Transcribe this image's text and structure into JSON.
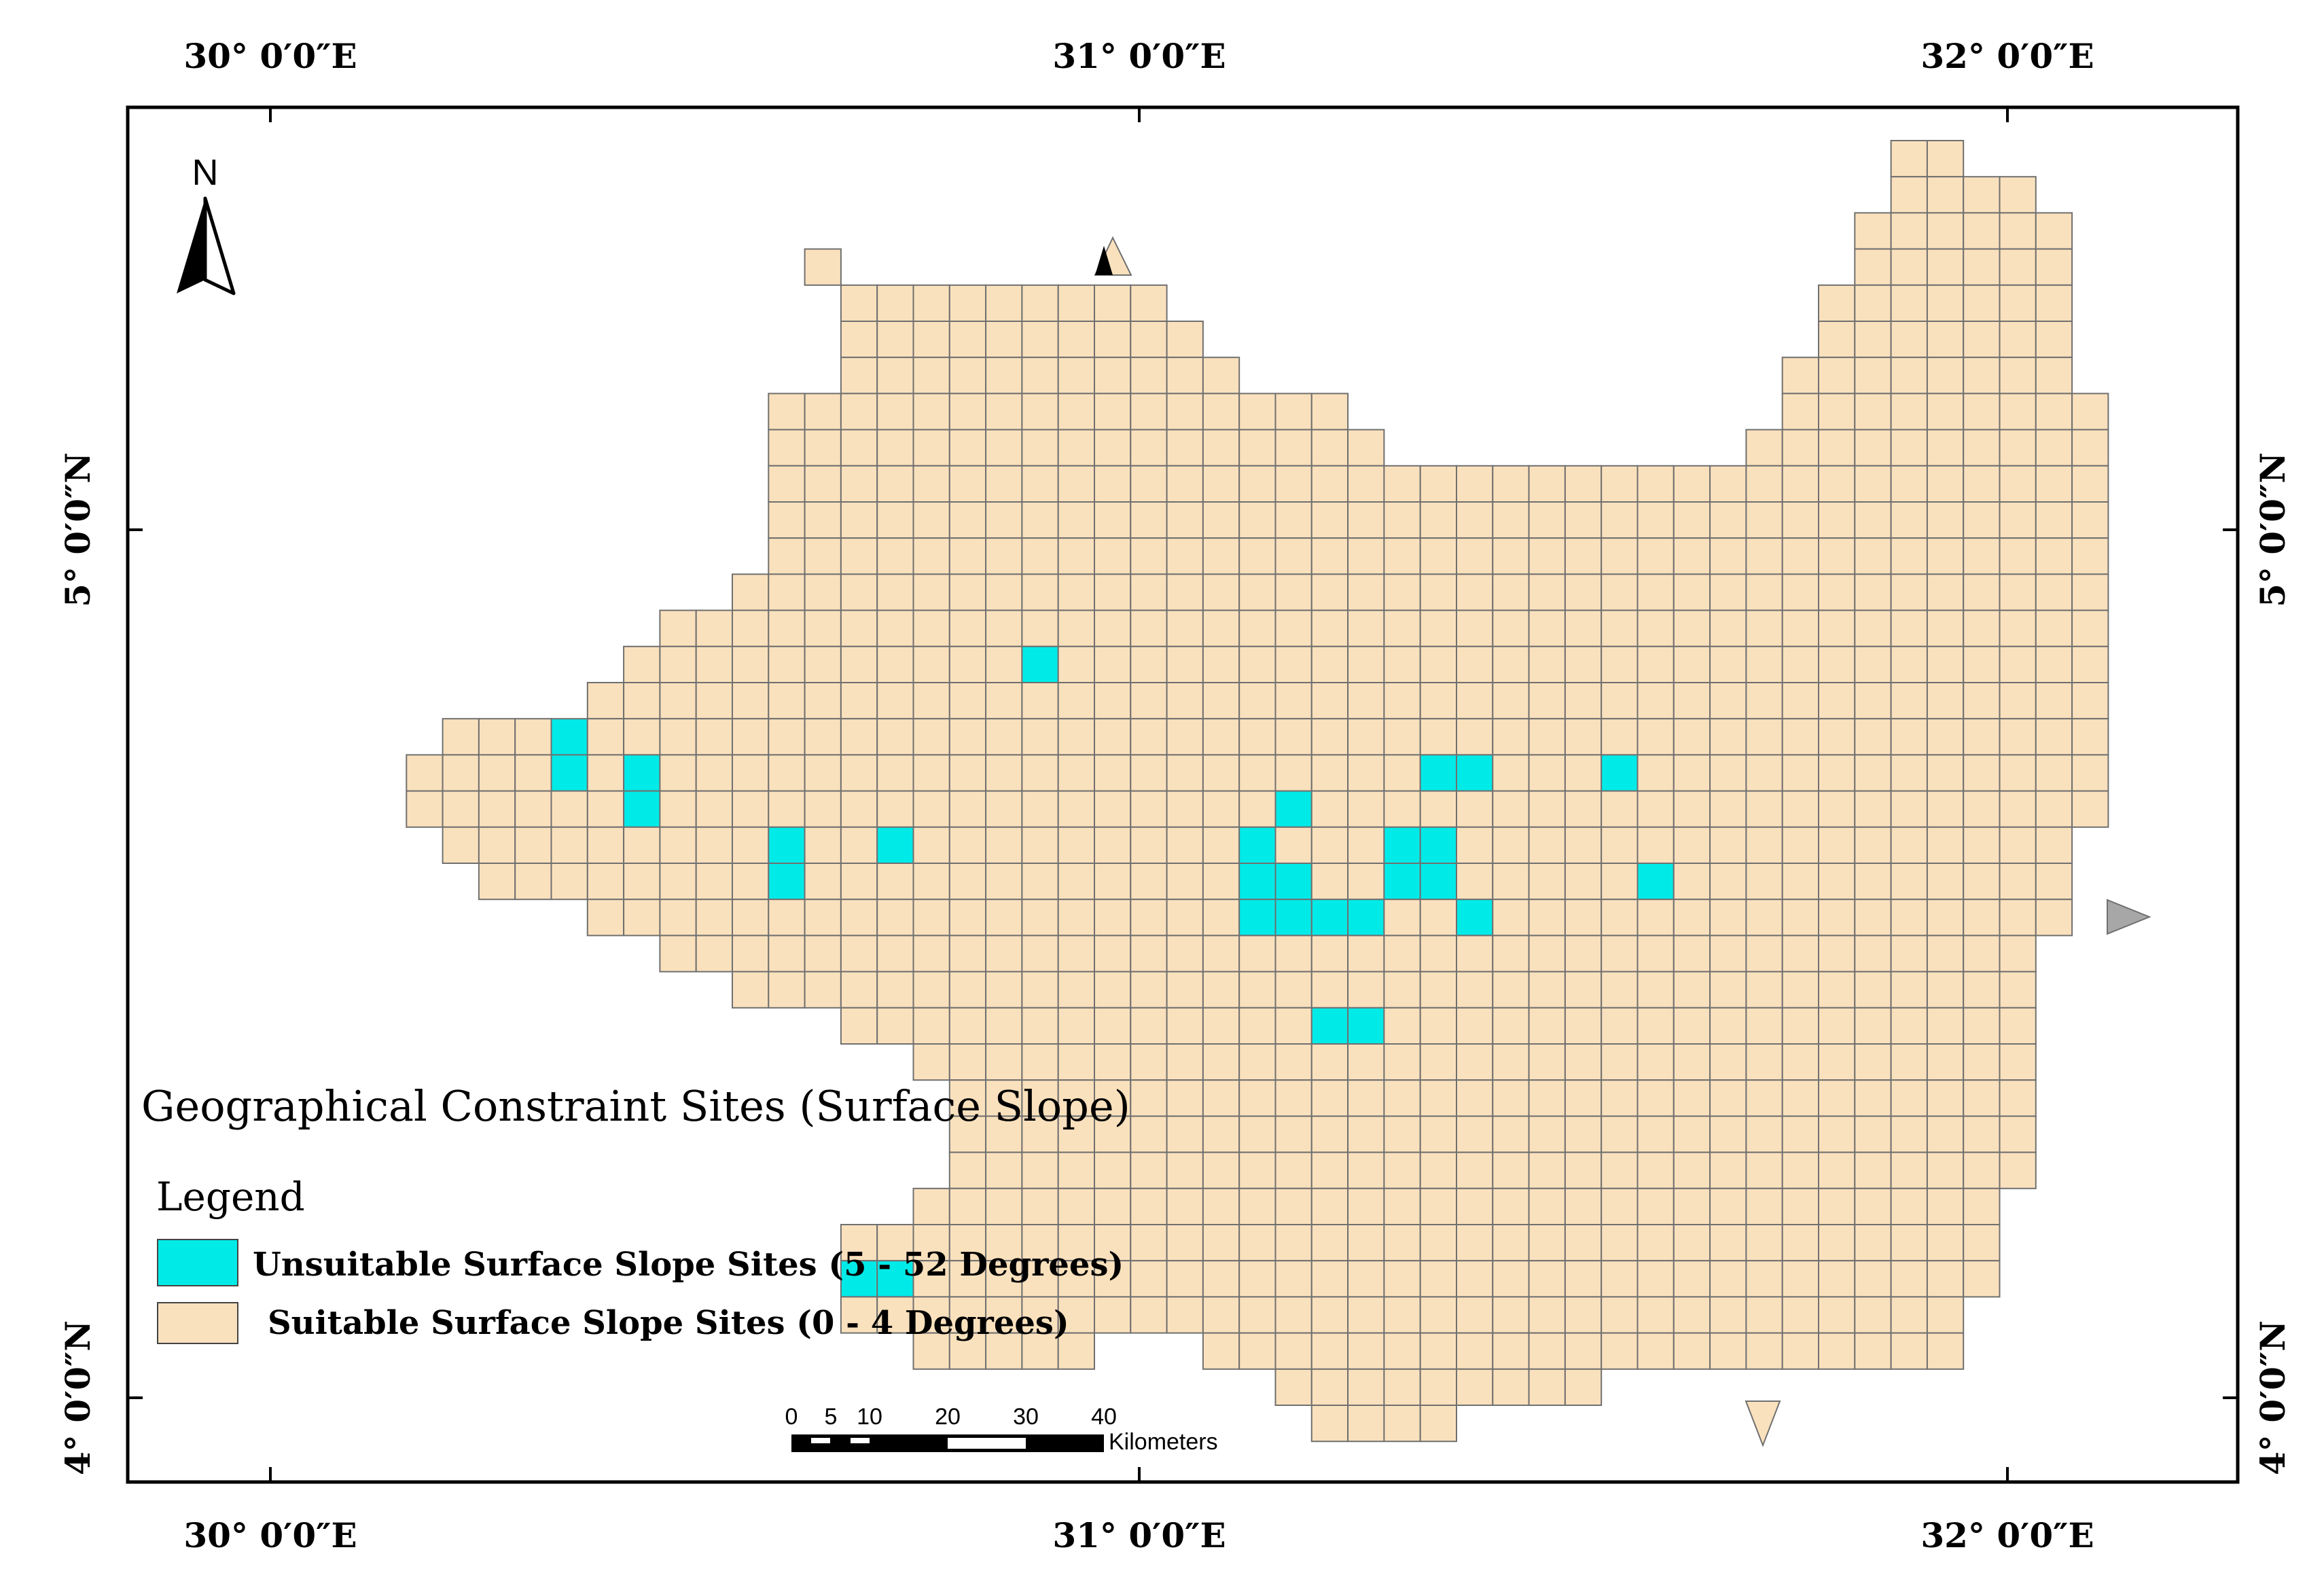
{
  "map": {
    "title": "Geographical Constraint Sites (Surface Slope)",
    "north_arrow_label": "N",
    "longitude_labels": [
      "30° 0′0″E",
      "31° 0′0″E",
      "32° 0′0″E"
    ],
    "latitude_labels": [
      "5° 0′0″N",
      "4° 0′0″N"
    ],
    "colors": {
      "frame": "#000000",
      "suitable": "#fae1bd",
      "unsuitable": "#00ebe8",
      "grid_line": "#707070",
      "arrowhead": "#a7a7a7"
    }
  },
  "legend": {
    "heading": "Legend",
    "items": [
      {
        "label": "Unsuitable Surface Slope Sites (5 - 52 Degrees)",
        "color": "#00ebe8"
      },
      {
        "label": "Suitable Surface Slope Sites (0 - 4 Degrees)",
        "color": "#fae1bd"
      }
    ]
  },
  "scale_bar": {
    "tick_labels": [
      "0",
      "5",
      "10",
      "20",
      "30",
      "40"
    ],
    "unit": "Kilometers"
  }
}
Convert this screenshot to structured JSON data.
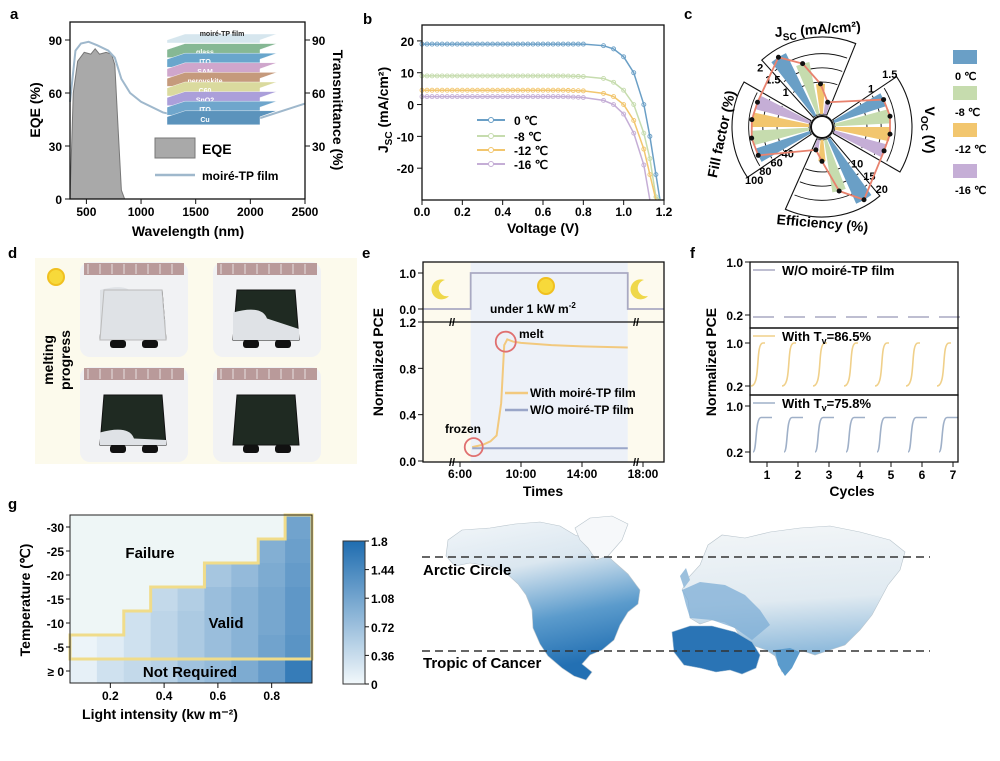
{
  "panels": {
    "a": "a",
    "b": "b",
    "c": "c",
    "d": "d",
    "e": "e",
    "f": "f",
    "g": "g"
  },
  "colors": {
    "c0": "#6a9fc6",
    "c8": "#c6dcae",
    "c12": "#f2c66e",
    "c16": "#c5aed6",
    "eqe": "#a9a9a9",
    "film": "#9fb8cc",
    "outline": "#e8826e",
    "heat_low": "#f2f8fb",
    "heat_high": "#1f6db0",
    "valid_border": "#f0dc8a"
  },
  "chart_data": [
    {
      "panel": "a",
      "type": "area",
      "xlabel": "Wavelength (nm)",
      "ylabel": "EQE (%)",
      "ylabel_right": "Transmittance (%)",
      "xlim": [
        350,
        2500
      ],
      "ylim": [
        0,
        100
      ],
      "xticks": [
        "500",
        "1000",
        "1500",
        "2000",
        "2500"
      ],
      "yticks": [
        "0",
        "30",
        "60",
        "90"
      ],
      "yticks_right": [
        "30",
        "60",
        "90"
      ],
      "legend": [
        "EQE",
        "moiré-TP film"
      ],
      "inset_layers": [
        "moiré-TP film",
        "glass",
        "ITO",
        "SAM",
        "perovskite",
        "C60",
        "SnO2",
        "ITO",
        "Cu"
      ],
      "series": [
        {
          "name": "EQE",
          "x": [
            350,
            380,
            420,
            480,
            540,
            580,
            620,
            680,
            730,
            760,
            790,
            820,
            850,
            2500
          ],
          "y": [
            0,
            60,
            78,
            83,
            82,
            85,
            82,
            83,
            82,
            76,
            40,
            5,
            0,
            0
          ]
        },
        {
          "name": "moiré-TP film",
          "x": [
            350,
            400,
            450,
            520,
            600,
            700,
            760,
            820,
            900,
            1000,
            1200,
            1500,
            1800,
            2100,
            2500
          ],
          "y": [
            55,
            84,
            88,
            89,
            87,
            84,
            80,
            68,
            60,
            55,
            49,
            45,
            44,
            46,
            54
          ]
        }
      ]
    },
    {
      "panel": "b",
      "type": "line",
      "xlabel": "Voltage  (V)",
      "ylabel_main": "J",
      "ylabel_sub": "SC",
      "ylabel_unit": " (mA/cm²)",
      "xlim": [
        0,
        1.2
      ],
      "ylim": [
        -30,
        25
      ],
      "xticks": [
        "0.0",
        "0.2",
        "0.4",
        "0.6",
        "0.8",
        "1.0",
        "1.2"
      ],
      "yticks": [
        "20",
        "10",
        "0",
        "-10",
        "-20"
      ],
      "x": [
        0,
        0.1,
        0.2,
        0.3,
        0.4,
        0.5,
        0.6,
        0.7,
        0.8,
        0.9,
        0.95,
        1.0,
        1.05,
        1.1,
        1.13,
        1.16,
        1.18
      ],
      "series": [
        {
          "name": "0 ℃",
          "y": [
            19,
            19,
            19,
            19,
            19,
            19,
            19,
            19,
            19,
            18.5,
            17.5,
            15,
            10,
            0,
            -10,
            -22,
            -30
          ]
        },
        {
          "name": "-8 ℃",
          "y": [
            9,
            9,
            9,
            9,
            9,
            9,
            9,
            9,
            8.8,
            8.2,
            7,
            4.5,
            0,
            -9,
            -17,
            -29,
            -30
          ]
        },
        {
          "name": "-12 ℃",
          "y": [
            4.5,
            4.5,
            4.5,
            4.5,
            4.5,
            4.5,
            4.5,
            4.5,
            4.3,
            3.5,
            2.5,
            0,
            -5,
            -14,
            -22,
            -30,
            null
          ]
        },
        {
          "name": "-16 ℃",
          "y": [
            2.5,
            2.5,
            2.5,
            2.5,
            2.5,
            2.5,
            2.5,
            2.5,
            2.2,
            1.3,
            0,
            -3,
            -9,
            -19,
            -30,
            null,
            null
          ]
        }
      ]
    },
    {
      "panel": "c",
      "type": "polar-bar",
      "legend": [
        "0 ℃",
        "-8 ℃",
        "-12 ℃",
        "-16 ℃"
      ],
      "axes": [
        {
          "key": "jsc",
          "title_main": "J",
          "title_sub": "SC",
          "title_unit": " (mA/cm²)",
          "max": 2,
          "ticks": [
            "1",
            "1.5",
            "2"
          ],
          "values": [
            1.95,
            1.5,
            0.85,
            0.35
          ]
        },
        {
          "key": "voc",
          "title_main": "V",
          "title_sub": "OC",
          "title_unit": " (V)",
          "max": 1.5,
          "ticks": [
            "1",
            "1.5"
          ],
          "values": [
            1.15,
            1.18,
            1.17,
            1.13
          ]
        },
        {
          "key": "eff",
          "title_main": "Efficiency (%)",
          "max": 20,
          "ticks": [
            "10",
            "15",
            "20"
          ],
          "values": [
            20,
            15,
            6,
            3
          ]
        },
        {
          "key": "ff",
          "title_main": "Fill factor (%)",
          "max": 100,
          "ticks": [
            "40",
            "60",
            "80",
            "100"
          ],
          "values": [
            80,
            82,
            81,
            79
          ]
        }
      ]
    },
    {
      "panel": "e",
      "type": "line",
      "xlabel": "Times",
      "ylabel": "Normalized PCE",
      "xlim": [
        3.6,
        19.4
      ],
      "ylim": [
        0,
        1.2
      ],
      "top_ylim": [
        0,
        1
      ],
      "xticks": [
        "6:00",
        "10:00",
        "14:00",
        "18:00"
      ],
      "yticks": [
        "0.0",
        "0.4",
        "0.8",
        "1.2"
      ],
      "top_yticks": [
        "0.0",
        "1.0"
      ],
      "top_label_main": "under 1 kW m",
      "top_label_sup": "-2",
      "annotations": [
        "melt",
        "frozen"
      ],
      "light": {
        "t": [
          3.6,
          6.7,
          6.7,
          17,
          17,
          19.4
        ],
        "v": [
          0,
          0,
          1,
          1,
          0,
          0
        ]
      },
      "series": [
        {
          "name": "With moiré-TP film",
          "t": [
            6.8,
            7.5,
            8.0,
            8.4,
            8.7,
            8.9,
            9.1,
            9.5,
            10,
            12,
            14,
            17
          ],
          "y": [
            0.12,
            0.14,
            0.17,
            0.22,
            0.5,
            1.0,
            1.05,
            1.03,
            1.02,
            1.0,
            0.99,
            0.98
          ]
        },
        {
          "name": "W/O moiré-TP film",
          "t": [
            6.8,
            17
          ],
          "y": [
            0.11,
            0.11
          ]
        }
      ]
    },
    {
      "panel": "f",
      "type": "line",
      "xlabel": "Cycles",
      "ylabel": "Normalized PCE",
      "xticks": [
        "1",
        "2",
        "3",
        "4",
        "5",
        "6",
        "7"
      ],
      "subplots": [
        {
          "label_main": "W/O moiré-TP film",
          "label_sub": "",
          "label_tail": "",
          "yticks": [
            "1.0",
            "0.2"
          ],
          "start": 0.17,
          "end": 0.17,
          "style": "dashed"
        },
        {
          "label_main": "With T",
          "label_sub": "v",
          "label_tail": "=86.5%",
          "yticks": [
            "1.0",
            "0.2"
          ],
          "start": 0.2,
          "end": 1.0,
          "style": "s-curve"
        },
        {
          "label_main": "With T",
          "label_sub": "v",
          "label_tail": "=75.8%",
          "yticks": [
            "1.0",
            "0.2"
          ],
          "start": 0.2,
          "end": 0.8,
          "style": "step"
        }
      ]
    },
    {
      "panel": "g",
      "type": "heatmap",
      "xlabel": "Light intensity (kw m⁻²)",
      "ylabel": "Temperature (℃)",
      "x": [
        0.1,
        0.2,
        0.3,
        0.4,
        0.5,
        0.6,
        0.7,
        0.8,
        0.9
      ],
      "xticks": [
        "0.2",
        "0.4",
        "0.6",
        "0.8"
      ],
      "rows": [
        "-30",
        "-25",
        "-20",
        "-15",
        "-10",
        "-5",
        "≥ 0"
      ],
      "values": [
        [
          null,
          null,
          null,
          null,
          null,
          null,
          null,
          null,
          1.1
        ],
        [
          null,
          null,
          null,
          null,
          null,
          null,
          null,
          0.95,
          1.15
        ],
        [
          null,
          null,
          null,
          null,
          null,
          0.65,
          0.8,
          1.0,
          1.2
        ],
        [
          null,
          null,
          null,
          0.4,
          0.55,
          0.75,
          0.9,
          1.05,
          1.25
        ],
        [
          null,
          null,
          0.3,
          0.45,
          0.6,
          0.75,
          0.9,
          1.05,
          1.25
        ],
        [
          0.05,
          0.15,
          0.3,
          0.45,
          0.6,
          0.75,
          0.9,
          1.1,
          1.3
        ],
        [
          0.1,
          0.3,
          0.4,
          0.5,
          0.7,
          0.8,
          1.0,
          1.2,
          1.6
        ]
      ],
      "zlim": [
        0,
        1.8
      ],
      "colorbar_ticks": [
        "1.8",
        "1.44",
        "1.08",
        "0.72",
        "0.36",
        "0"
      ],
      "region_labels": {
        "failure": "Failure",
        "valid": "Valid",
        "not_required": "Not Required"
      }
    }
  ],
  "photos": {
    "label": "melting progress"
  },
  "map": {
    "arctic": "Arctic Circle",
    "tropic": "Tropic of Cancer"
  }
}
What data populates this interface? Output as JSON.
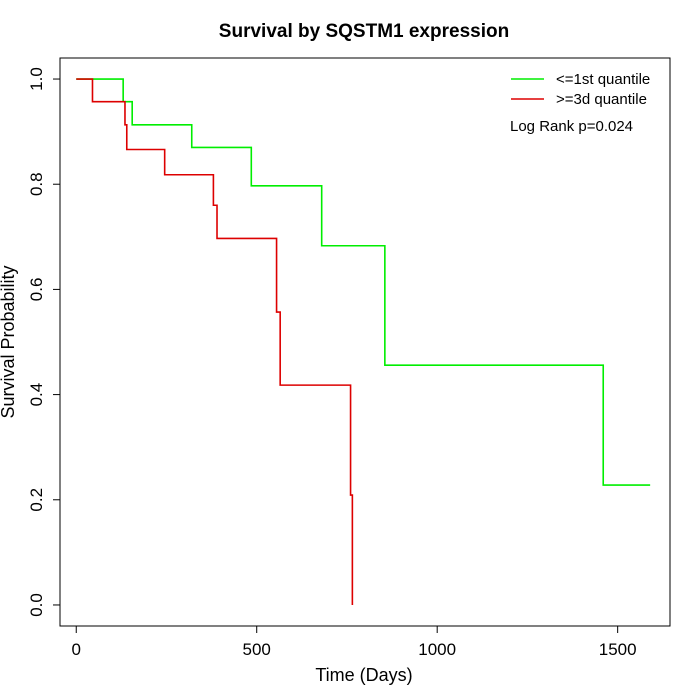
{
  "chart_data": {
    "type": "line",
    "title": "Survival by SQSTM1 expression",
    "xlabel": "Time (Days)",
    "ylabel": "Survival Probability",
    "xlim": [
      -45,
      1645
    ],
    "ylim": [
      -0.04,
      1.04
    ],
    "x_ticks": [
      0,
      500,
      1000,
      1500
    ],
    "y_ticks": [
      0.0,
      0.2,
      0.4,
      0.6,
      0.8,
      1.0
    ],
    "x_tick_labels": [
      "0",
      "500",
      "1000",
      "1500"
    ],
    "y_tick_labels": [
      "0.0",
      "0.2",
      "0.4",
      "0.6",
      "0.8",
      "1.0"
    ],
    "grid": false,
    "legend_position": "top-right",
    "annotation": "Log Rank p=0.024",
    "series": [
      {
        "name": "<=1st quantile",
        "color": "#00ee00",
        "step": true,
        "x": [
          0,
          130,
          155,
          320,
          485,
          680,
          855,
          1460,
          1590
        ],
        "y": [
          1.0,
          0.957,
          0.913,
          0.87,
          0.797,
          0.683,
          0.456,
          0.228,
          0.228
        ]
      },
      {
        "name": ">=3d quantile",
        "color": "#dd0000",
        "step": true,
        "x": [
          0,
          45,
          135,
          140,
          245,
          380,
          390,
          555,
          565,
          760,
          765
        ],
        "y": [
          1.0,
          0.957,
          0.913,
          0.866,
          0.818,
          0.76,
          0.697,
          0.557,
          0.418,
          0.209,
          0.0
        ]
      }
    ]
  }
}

####################

= Task to complete =
Gather each line from the listing above that holds "Slope".

= Solution for this exercise =
    "title": "Geographical Constraint Sites (Surface Slope)",
        "label": "Unsuitable Surface Slope Sites (5 - 52 Degrees)",
        "label": "Suitable Surface Slope Sites (0 - 4 Degrees)",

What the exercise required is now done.